◆ **What to work on**: Extract the lines that carry the string "name" from the listing.

═════ Task input

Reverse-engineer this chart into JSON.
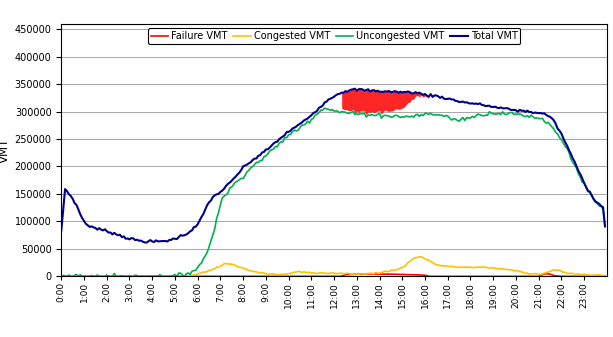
{
  "ylabel": "VMT",
  "ylim": [
    0,
    460000
  ],
  "yticks": [
    0,
    50000,
    100000,
    150000,
    200000,
    250000,
    300000,
    350000,
    400000,
    450000
  ],
  "legend_labels": [
    "Failure VMT",
    "Congested VMT",
    "Uncongested VMT",
    "Total VMT"
  ],
  "line_colors": {
    "failure": "#ff0000",
    "congested": "#ffc000",
    "uncongested": "#00b050",
    "total": "#00008b"
  },
  "background_color": "#ffffff",
  "grid_color": "#999999"
}
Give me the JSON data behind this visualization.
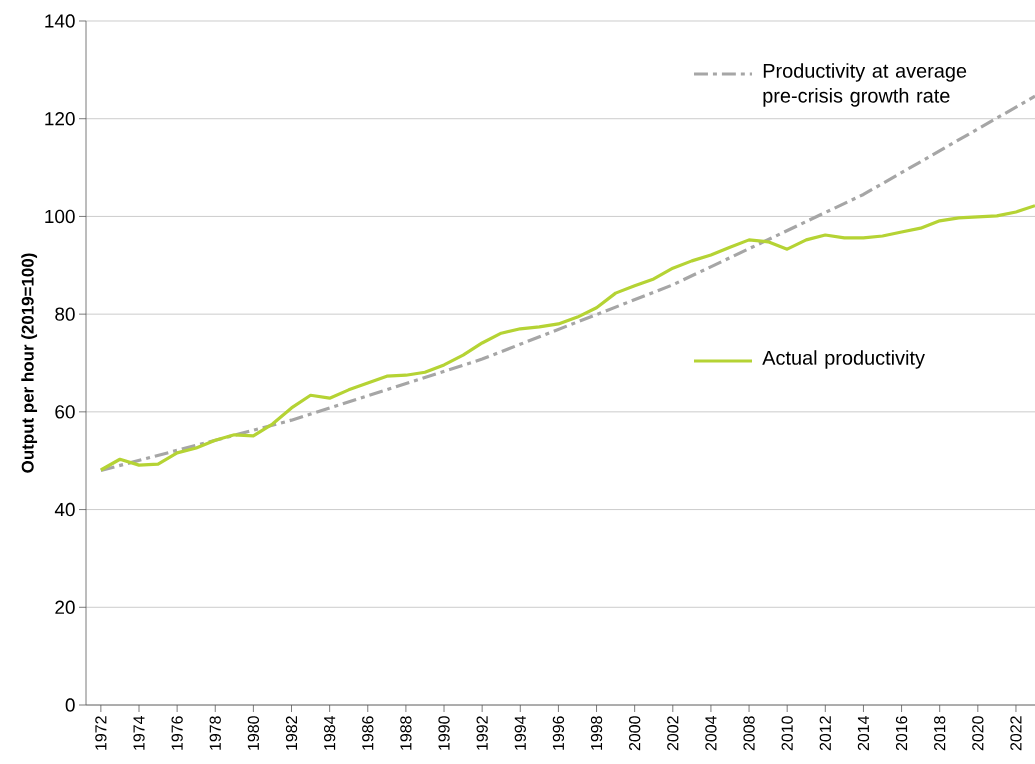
{
  "chart_data": {
    "type": "line",
    "ylabel": "Output per hour (2019=100)",
    "categories": [
      "1972",
      null,
      "1974",
      null,
      "1976",
      null,
      "1978",
      null,
      "1980",
      null,
      "1982",
      null,
      "1984",
      null,
      "1986",
      null,
      "1988",
      null,
      "1990",
      null,
      "1992",
      null,
      "1994",
      null,
      "1996",
      null,
      "1998",
      null,
      "2000",
      null,
      "2002",
      null,
      "2004",
      null,
      "2008",
      null,
      "2010",
      null,
      "2012",
      null,
      "2014",
      null,
      "2016",
      null,
      "2018",
      null,
      "2020",
      null,
      "2022",
      null
    ],
    "series": [
      {
        "name": "Productivity at average pre-crisis growth rate",
        "color": "#a6a6a6",
        "line_style": "dashdot",
        "values": [
          48.0,
          null,
          null,
          null,
          null,
          null,
          null,
          null,
          null,
          null,
          58.3,
          null,
          null,
          null,
          null,
          null,
          null,
          null,
          null,
          null,
          70.8,
          null,
          null,
          null,
          null,
          null,
          null,
          null,
          null,
          null,
          86.0,
          null,
          null,
          null,
          null,
          null,
          null,
          null,
          null,
          null,
          104.5,
          null,
          null,
          null,
          null,
          null,
          null,
          null,
          null,
          124.6
        ]
      },
      {
        "name": "Actual productivity",
        "color": "#b5d334",
        "line_style": "solid",
        "values": [
          48.1,
          50.3,
          49.1,
          49.3,
          51.6,
          52.6,
          54.2,
          55.3,
          55.1,
          57.5,
          60.8,
          63.4,
          62.8,
          64.5,
          65.9,
          67.3,
          67.5,
          68.1,
          69.6,
          71.6,
          74.1,
          76.1,
          77.0,
          77.4,
          78.0,
          79.4,
          81.3,
          84.3,
          85.8,
          87.2,
          89.4,
          90.9,
          92.1,
          93.7,
          95.2,
          94.8,
          93.3,
          95.2,
          96.2,
          95.6,
          95.6,
          96.0,
          96.8,
          97.6,
          99.1,
          99.7,
          99.9,
          100.1,
          100.9,
          102.2
        ]
      }
    ],
    "ylim": [
      0,
      140
    ],
    "yticks": [
      0,
      20,
      40,
      60,
      80,
      100,
      120,
      140
    ],
    "grid": "y",
    "legend": "right",
    "marker": "none"
  }
}
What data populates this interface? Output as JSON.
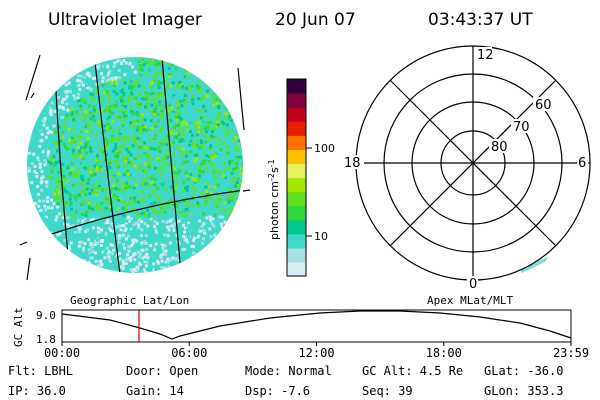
{
  "header": {
    "instrument": "Ultraviolet Imager",
    "date": "20 Jun 07",
    "time": "03:43:37 UT"
  },
  "colorbar": {
    "unit_prefix": "photon cm",
    "unit_exp1": "-2",
    "unit_mid": "s",
    "unit_exp2": "-1",
    "tick_100": "100",
    "tick_10": "10",
    "colors": [
      "#d8ecf4",
      "#a8e0e8",
      "#40d8c8",
      "#00c890",
      "#30d840",
      "#60e020",
      "#a0e800",
      "#e8f060",
      "#ffc000",
      "#ff7000",
      "#e82000",
      "#c00020",
      "#800040",
      "#300040"
    ]
  },
  "polar": {
    "mlt_12": "12",
    "mlt_18": "18",
    "mlt_6": "6",
    "mlt_0": "0",
    "lat_60": "60",
    "lat_70": "70",
    "lat_80": "80"
  },
  "labels": {
    "left_caption": "Geographic Lat/Lon",
    "right_caption": "Apex MLat/MLT"
  },
  "timeline": {
    "ylabel": "GC Alt",
    "y_top": "9.0",
    "y_bottom": "1.8",
    "ticks": [
      "00:00",
      "06:00",
      "12:00",
      "18:00",
      "23:59"
    ],
    "colors": {
      "marker": "#cc0000"
    }
  },
  "info": {
    "flt": "Flt: LBHL",
    "ip": "IP: 36.0",
    "door": "Door: Open",
    "gain": "Gain: 14",
    "mode": "Mode: Normal",
    "dsp": "Dsp:    -7.6",
    "gc_alt": "GC Alt: 4.5 Re",
    "seq": "Seq: 39",
    "glat": "GLat: -36.0",
    "glon": "GLon: 353.3"
  }
}
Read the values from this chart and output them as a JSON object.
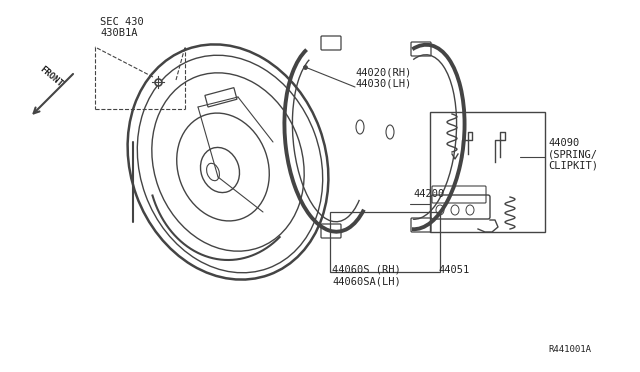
{
  "bg_color": "#ffffff",
  "line_color": "#444444",
  "text_color": "#222222",
  "fig_width": 6.4,
  "fig_height": 3.72,
  "dpi": 100,
  "labels": {
    "front": "FRONT",
    "sec430": "SEC 430",
    "part430b1a": "430B1A",
    "part44020": "44020(RH)",
    "part44030": "44030(LH)",
    "part44060s": "44060S (RH)",
    "part44060sa": "44060SA(LH)",
    "part44051": "44051",
    "part44200": "44200",
    "part44090": "44090",
    "part44090b": "(SPRING/",
    "part44090c": "CLIPKIT)",
    "ref": "R441001A"
  }
}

══════════

◆ **The reply**:
        "name": "Productivity at average pre-crisis growth rate",
        "name": "Actual productivity",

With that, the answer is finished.